[Records that describe figures]
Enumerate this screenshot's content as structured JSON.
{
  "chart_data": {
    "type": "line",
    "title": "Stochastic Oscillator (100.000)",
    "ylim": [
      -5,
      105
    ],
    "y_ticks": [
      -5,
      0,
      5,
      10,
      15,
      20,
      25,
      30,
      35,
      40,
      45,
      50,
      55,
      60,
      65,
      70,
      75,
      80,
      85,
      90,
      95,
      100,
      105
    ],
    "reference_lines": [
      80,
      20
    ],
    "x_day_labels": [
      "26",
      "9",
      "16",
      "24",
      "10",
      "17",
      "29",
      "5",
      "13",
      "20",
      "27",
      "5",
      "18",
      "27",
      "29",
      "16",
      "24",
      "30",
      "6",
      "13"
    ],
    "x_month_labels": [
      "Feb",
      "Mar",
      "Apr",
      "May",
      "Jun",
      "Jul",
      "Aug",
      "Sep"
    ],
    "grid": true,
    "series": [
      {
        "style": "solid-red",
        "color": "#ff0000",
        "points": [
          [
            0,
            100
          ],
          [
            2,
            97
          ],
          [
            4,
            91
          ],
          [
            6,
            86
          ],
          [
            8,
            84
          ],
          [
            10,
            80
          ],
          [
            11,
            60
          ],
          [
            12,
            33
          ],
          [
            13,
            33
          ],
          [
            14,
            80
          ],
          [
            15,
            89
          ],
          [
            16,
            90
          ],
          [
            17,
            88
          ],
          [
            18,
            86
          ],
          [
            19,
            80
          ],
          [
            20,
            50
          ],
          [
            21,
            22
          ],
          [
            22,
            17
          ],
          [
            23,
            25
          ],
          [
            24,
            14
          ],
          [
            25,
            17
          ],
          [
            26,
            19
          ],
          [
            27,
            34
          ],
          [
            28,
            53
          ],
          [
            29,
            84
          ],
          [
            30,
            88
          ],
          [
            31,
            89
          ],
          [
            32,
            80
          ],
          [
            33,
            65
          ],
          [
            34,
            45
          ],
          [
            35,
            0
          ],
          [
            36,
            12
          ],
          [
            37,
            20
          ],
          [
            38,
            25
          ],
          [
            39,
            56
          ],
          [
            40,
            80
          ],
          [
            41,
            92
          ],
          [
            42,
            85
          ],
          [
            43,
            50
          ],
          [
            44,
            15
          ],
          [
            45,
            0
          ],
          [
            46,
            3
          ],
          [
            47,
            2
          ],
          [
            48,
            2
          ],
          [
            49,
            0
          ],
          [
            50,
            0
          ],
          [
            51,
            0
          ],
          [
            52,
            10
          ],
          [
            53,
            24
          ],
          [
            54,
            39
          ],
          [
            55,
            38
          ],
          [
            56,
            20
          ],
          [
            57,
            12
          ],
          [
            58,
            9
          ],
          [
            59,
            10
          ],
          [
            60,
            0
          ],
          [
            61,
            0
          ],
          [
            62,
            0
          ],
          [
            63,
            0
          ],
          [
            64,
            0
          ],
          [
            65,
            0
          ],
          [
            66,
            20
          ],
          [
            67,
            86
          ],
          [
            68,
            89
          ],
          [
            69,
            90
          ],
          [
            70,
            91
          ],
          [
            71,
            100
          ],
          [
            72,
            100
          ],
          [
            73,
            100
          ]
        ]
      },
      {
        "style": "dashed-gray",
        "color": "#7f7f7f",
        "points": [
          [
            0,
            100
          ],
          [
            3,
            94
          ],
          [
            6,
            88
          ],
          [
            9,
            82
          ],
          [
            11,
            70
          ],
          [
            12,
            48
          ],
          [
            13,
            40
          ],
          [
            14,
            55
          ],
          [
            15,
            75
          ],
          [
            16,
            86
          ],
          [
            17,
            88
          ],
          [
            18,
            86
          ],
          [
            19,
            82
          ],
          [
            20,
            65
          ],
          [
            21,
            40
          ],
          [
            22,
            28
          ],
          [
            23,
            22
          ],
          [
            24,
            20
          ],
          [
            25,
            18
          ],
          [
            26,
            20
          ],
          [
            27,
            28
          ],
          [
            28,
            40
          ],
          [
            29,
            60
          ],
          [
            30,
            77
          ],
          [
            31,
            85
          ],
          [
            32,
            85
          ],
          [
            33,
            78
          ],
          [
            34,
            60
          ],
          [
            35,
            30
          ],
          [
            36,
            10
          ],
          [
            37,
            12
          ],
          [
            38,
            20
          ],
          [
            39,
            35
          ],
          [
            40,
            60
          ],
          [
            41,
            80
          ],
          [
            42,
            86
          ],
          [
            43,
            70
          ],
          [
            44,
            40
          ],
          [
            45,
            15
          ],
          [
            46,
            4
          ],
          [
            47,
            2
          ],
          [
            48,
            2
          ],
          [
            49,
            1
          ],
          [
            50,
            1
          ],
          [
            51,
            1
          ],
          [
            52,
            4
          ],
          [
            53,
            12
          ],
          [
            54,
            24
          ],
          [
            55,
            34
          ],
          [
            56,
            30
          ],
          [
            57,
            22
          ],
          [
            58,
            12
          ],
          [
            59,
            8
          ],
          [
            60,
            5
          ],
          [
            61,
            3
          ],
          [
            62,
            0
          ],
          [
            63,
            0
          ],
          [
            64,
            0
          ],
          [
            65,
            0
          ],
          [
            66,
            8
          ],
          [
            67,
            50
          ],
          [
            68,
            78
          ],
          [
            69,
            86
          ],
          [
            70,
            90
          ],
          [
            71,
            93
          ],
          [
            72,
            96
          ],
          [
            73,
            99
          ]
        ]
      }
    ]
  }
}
* * *
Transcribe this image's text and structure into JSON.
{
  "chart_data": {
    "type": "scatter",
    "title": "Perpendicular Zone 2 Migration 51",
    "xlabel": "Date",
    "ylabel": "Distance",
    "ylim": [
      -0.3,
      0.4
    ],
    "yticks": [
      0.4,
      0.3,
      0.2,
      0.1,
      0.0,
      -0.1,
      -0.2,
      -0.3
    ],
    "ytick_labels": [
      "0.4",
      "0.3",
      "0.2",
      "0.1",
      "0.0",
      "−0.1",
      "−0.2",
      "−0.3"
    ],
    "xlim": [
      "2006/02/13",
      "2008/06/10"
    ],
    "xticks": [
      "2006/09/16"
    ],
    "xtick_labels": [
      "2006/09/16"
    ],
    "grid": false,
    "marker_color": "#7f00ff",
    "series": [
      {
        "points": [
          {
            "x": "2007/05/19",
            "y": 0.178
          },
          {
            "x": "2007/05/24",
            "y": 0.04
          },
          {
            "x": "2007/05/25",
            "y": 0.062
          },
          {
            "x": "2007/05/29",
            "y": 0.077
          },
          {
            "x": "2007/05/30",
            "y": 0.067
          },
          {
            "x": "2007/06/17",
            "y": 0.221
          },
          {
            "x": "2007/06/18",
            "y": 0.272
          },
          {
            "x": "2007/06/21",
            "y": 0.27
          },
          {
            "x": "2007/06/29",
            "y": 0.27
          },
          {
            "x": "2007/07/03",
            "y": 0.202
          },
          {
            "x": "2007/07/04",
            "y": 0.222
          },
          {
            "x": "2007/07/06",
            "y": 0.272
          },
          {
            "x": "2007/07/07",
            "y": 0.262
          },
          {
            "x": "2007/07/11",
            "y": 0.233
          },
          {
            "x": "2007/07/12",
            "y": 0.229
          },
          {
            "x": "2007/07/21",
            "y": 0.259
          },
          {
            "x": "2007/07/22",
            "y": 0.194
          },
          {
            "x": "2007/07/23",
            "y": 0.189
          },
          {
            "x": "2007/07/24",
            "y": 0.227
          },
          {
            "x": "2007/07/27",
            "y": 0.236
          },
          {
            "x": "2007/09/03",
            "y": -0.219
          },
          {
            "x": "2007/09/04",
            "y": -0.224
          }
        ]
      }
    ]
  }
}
* * *
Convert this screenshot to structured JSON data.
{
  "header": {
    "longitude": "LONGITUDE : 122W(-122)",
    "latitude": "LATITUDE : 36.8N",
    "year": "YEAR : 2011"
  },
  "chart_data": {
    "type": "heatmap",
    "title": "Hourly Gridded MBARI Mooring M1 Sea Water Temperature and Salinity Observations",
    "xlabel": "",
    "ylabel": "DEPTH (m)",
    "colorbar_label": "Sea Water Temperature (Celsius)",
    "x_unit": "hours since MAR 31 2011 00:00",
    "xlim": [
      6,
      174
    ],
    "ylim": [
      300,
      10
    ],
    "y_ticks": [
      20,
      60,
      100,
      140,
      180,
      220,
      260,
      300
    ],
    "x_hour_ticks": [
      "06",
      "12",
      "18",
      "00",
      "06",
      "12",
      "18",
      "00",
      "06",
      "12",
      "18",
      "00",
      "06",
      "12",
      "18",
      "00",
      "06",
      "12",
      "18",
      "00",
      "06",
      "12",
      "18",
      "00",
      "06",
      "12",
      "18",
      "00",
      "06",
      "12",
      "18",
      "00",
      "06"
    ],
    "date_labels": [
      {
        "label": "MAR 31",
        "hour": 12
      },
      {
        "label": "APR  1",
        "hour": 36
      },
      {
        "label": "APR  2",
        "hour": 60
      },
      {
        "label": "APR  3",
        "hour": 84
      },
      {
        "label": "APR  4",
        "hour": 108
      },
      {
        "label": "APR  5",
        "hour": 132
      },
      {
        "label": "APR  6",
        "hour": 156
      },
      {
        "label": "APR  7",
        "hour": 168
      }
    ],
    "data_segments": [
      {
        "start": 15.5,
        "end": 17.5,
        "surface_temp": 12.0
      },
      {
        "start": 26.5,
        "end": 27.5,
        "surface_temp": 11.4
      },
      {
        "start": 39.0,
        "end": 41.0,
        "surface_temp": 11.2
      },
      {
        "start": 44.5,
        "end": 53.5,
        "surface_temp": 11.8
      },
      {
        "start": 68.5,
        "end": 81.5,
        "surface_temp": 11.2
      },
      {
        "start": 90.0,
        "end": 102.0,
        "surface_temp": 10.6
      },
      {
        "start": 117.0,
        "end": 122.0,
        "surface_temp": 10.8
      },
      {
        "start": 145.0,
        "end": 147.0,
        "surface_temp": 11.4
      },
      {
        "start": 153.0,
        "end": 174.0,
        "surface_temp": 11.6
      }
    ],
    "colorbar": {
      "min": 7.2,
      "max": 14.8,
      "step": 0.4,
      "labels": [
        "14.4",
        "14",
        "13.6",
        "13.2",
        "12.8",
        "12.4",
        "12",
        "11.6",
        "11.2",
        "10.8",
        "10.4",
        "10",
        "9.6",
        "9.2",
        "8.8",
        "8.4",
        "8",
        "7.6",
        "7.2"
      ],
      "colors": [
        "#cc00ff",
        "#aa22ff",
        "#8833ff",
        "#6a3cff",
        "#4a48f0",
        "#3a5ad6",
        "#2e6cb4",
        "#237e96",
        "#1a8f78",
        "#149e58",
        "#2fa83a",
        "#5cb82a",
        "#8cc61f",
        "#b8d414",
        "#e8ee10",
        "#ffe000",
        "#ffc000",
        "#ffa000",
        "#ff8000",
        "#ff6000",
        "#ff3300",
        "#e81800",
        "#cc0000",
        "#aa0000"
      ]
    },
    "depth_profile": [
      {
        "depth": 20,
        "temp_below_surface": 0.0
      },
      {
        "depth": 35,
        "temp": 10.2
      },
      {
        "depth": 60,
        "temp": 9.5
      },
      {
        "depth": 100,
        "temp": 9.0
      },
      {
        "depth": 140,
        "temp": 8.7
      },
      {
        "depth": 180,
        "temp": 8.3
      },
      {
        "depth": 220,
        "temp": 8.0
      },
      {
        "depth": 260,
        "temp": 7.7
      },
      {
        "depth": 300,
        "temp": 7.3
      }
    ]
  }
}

## [Problem statement]
Give only the count of lines in this material that contain the string "screenshot".

## [Output]
2